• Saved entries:
--- start ---
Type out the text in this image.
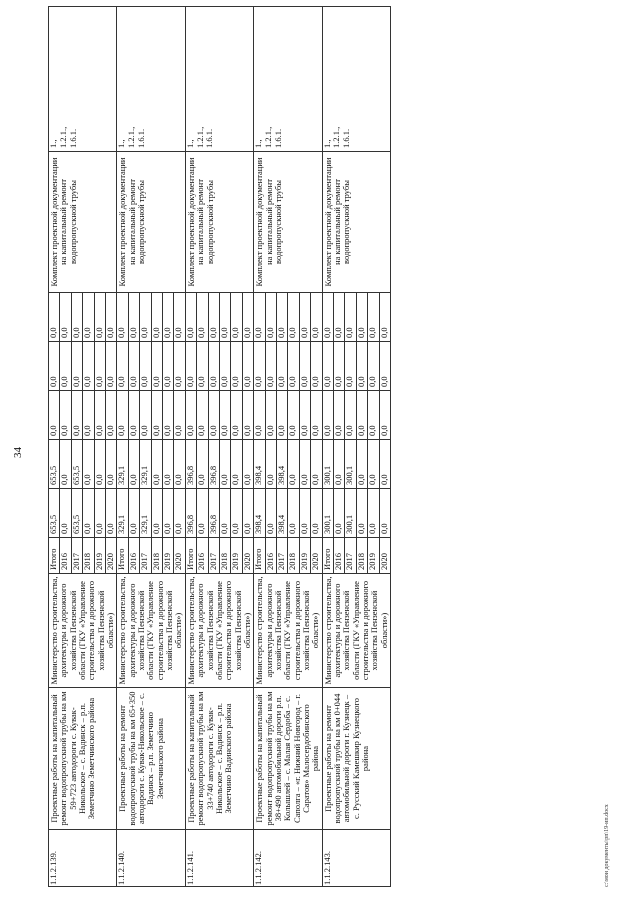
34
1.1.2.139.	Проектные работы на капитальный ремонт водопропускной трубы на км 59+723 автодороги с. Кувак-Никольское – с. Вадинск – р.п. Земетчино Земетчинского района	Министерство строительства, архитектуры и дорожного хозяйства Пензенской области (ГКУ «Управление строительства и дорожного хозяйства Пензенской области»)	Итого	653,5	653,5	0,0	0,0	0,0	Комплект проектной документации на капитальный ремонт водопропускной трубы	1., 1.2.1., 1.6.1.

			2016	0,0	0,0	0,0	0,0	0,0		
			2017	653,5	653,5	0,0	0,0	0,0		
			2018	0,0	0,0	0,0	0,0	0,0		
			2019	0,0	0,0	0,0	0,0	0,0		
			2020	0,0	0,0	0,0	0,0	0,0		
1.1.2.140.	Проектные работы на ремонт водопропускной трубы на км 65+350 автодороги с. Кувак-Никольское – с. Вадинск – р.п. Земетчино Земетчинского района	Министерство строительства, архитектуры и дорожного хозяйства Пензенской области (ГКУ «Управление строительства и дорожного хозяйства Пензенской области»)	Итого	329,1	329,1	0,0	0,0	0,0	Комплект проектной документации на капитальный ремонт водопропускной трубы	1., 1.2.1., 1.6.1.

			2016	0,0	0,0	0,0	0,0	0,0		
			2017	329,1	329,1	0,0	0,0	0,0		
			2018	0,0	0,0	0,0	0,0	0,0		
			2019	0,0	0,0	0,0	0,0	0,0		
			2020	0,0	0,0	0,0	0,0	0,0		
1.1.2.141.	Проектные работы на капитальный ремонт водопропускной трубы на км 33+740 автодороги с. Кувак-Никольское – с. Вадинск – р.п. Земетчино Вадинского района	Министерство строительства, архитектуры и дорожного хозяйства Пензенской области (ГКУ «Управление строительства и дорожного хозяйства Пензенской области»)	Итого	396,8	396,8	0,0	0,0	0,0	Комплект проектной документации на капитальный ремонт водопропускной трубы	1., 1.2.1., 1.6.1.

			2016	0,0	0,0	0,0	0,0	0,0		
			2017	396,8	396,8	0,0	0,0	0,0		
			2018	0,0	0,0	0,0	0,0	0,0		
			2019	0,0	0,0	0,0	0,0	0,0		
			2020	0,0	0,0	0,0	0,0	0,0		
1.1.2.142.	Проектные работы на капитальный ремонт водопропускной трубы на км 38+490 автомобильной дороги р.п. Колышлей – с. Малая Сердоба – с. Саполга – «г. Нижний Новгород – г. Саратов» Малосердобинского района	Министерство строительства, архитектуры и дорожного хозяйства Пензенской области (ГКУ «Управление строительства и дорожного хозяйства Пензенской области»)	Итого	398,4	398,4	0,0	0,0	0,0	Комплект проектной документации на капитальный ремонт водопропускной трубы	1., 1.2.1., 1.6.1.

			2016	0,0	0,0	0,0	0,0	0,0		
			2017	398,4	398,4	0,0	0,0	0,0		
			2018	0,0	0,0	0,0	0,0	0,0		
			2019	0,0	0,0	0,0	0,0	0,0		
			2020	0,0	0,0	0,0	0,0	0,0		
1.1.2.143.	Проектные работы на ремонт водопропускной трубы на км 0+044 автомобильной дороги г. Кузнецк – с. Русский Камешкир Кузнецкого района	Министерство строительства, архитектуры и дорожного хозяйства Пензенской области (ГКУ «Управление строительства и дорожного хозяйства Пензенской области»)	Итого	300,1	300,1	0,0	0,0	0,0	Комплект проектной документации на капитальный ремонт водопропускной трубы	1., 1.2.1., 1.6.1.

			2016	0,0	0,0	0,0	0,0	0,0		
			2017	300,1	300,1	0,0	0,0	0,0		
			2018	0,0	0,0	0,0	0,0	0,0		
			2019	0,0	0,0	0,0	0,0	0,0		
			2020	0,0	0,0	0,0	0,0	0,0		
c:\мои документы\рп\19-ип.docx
--- end ---
--- start ---
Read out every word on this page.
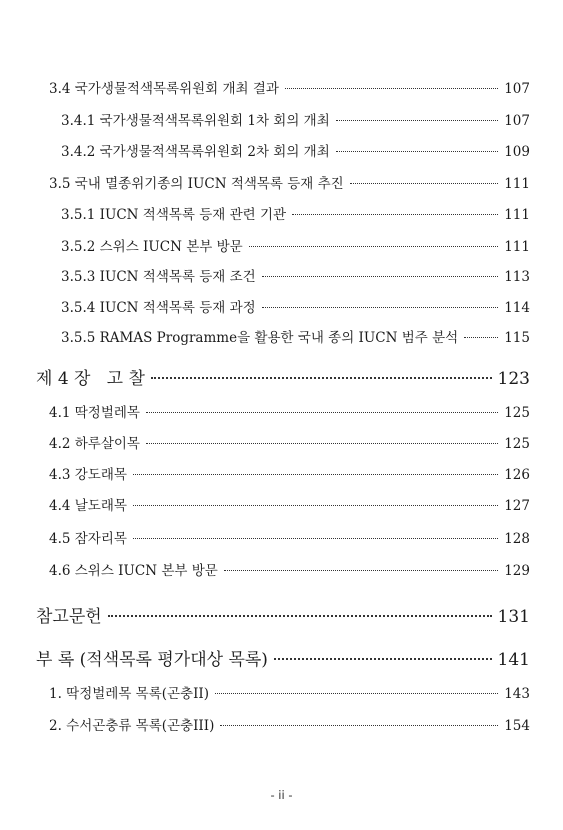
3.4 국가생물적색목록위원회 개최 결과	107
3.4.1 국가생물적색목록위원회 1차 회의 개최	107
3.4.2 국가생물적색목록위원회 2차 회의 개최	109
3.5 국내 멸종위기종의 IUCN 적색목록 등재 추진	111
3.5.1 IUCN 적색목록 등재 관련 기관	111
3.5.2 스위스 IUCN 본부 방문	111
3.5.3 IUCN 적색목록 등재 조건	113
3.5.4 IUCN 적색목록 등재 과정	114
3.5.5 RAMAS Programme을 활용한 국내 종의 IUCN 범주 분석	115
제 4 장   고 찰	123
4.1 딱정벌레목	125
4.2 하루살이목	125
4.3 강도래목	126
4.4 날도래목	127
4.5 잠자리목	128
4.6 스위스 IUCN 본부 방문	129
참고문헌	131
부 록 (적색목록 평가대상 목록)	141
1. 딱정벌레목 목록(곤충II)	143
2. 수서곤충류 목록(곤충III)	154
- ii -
--- end ---
• Exercise objective: Your answer should be a single number: the count of lines that contain "this".

• Right answer: 2